» What is asked
Quote, verbatim, all material below, without pictures.

» Dataset
** start **
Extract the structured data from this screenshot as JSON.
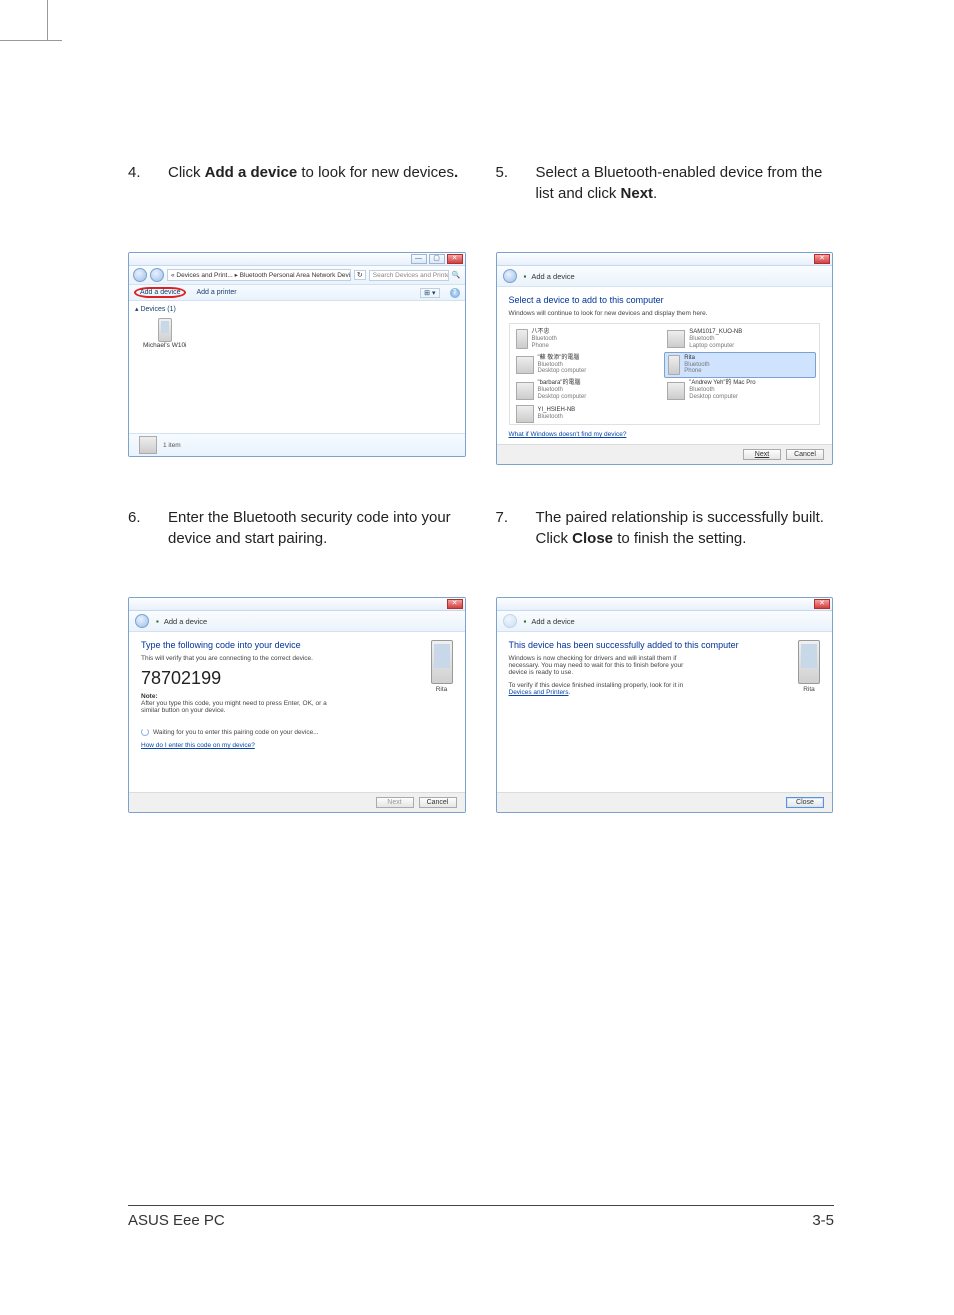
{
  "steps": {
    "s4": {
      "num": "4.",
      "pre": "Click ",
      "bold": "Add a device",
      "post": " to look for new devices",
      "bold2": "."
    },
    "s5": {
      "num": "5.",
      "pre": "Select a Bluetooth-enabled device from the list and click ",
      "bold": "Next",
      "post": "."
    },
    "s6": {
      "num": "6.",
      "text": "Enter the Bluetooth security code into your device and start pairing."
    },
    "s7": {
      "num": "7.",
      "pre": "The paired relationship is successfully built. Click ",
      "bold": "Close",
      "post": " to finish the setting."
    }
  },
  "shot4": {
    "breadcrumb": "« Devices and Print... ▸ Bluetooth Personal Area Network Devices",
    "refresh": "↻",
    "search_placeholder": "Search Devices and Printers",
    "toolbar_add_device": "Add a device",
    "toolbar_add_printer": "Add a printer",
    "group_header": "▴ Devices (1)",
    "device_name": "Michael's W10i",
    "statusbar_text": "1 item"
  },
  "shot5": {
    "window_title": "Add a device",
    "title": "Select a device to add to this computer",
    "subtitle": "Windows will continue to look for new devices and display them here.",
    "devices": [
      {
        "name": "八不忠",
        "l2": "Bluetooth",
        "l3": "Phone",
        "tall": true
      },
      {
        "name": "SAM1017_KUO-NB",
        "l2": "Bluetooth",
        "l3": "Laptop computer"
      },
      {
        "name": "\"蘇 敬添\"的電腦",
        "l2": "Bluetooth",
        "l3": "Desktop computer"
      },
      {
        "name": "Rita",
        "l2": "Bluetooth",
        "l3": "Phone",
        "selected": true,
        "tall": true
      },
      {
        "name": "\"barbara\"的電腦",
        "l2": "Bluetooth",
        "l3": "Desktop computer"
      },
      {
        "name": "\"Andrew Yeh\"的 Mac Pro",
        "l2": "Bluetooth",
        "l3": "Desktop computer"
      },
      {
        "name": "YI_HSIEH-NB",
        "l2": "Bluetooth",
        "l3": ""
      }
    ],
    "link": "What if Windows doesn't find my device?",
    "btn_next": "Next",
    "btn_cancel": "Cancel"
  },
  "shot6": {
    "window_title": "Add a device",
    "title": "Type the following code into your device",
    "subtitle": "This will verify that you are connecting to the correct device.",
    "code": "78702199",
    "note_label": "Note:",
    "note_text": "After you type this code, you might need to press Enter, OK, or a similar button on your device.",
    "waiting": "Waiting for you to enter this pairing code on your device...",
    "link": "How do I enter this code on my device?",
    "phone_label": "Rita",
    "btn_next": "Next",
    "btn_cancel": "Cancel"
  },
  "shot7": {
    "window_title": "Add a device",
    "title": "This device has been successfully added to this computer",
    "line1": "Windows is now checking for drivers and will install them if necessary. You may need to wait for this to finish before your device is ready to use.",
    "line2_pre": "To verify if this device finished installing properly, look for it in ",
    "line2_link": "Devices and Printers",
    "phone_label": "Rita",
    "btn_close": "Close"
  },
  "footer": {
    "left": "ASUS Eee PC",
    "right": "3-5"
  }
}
** end **
» Response to the task
Extract the structured data from this screenshot as JSON.
{
  "steps": {
    "s4": {
      "num": "4.",
      "pre": "Click ",
      "bold": "Add a device",
      "post": " to look for new devices",
      "bold2": "."
    },
    "s5": {
      "num": "5.",
      "pre": "Select a Bluetooth-enabled device from the list and click ",
      "bold": "Next",
      "post": "."
    },
    "s6": {
      "num": "6.",
      "text": "Enter the Bluetooth security code into your device and start pairing."
    },
    "s7": {
      "num": "7.",
      "pre": "The paired relationship is successfully built. Click ",
      "bold": "Close",
      "post": " to finish the setting."
    }
  },
  "shot4": {
    "breadcrumb": "« Devices and Print... ▸ Bluetooth Personal Area Network Devices",
    "refresh": "↻",
    "search_placeholder": "Search Devices and Printers",
    "toolbar_add_device": "Add a device",
    "toolbar_add_printer": "Add a printer",
    "group_header": "▴ Devices (1)",
    "device_name": "Michael's W10i",
    "statusbar_text": "1 item"
  },
  "shot5": {
    "window_title": "Add a device",
    "title": "Select a device to add to this computer",
    "subtitle": "Windows will continue to look for new devices and display them here.",
    "devices": [
      {
        "name": "八不忠",
        "l2": "Bluetooth",
        "l3": "Phone",
        "tall": true
      },
      {
        "name": "SAM1017_KUO-NB",
        "l2": "Bluetooth",
        "l3": "Laptop computer"
      },
      {
        "name": "\"蘇 敬添\"的電腦",
        "l2": "Bluetooth",
        "l3": "Desktop computer"
      },
      {
        "name": "Rita",
        "l2": "Bluetooth",
        "l3": "Phone",
        "selected": true,
        "tall": true
      },
      {
        "name": "\"barbara\"的電腦",
        "l2": "Bluetooth",
        "l3": "Desktop computer"
      },
      {
        "name": "\"Andrew Yeh\"的 Mac Pro",
        "l2": "Bluetooth",
        "l3": "Desktop computer"
      },
      {
        "name": "YI_HSIEH-NB",
        "l2": "Bluetooth",
        "l3": ""
      }
    ],
    "link": "What if Windows doesn't find my device?",
    "btn_next": "Next",
    "btn_cancel": "Cancel"
  },
  "shot6": {
    "window_title": "Add a device",
    "title": "Type the following code into your device",
    "subtitle": "This will verify that you are connecting to the correct device.",
    "code": "78702199",
    "note_label": "Note:",
    "note_text": "After you type this code, you might need to press Enter, OK, or a similar button on your device.",
    "waiting": "Waiting for you to enter this pairing code on your device...",
    "link": "How do I enter this code on my device?",
    "phone_label": "Rita",
    "btn_next": "Next",
    "btn_cancel": "Cancel"
  },
  "shot7": {
    "window_title": "Add a device",
    "title": "This device has been successfully added to this computer",
    "line1": "Windows is now checking for drivers and will install them if necessary. You may need to wait for this to finish before your device is ready to use.",
    "line2_pre": "To verify if this device finished installing properly, look for it in ",
    "line2_link": "Devices and Printers",
    "phone_label": "Rita",
    "btn_close": "Close"
  },
  "footer": {
    "left": "ASUS Eee PC",
    "right": "3-5"
  }
}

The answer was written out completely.